Task description
All entries below are to be set down again, identical to the source.

Task input
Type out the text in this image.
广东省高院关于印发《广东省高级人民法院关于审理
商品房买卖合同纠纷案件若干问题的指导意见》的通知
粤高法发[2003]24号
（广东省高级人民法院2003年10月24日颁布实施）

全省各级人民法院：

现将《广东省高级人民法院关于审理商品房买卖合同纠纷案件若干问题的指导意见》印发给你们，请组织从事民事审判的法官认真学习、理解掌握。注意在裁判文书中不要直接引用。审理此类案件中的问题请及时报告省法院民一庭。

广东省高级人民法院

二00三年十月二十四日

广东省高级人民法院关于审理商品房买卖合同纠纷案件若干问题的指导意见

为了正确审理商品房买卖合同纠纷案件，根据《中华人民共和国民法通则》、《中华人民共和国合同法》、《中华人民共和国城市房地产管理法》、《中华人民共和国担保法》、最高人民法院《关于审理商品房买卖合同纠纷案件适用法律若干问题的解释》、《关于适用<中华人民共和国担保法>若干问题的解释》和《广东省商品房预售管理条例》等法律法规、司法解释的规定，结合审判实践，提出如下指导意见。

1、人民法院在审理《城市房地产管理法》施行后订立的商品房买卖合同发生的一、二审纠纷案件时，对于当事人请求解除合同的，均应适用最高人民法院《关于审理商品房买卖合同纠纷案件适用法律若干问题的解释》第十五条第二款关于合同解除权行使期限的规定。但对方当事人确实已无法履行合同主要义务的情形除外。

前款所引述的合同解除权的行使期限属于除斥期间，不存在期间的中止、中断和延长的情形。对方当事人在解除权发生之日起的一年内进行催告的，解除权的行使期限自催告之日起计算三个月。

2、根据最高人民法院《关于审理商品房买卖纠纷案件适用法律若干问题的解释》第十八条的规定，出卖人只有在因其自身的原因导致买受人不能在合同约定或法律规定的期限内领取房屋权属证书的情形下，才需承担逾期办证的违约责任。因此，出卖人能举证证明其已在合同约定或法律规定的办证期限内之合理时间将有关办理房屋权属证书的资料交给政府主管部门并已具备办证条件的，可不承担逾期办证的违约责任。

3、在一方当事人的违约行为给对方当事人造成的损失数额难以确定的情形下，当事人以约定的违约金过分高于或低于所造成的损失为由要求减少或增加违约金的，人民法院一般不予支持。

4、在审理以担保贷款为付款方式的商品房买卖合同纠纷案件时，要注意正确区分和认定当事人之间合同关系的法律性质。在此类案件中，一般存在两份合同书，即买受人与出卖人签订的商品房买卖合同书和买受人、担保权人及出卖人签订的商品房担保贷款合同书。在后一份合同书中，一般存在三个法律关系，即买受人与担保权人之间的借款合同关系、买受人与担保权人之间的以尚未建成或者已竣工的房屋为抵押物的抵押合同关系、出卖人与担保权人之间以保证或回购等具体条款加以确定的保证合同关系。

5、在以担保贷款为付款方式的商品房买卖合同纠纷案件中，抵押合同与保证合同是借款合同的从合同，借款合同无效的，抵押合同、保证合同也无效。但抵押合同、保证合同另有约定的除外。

Answer to this exercise
Type out the text in this image.
广东省高院关于印发《广东省高级人民法院关于审理
商品房买卖合同纠纷案件若干问题的指导意见》的通知
粤高法发[2003]24号
（广东省高级人民法院2003年10月24日颁布实施）

全省各级人民法院：

现将《广东省高级人民法院关于审理商品房买卖合同纠纷案件若干问题的指导意见》印发给你们，请组织从事民事审判的法官认真学习、理解掌握。注意在裁判文书中不要直接引用。审理此类案件中的问题请及时报告省法院民一庭。

广东省高级人民法院

二00三年十月二十四日

广东省高级人民法院关于审理商品房买卖合同纠纷案件若干问题的指导意见

为了正确审理商品房买卖合同纠纷案件，根据《中华人民共和国民法通则》、《中华人民共和国合同法》、《中华人民共和国城市房地产管理法》、《中华人民共和国担保法》、最高人民法院《关于审理商品房买卖合同纠纷案件适用法律若干问题的解释》、《关于适用<中华人民共和国担保法>若干问题的解释》和《广东省商品房预售管理条例》等法律法规、司法解释的规定，结合审判实践，提出如下指导意见。

1、人民法院在审理《城市房地产管理法》施行后订立的商品房买卖合同发生的一、二审纠纷案件时，对于当事人请求解除合同的，均应适用最高人民法院《关于审理商品房买卖合同纠纷案件适用法律若干问题的解释》第十五条第二款关于合同解除权行使期限的规定。但对方当事人确实已无法履行合同主要义务的情形除外。

前款所引述的合同解除权的行使期限属于除斥期间，不存在期间的中止、中断和延长的情形。对方当事人在解除权发生之日起的一年内进行催告的，解除权的行使期限自催告之日起计算三个月。

2、根据最高人民法院《关于审理商品房买卖纠纷案件适用法律若干问题的解释》第十八条的规定，出卖人只有在因其自身的原因导致买受人不能在合同约定或法律规定的期限内领取房屋权属证书的情形下，才需承担逾期办证的违约责任。因此，出卖人能举证证明其已在合同约定或法律规定的办证期限内之合理时间将有关办理房屋权属证书的资料交给政府主管部门并已具备办证条件的，可不承担逾期办证的违约责任。

3、在一方当事人的违约行为给对方当事人造成的损失数额难以确定的情形下，当事人以约定的违约金过分高于或低于所造成的损失为由要求减少或增加违约金的，人民法院一般不予支持。

4、在审理以担保贷款为付款方式的商品房买卖合同纠纷案件时，要注意正确区分和认定当事人之间合同关系的法律性质。在此类案件中，一般存在两份合同书，即买受人与出卖人签订的商品房买卖合同书和买受人、担保权人及出卖人签订的商品房担保贷款合同书。在后一份合同书中，一般存在三个法律关系，即买受人与担保权人之间的借款合同关系、买受人与担保权人之间的以尚未建成或者已竣工的房屋为抵押物的抵押合同关系、出卖人与担保权人之间以保证或回购等具体条款加以确定的保证合同关系。

5、在以担保贷款为付款方式的商品房买卖合同纠纷案件中，抵押合同与保证合同是借款合同的从合同，借款合同无效的，抵押合同、保证合同也无效。但抵押合同、保证合同另有约定的除外。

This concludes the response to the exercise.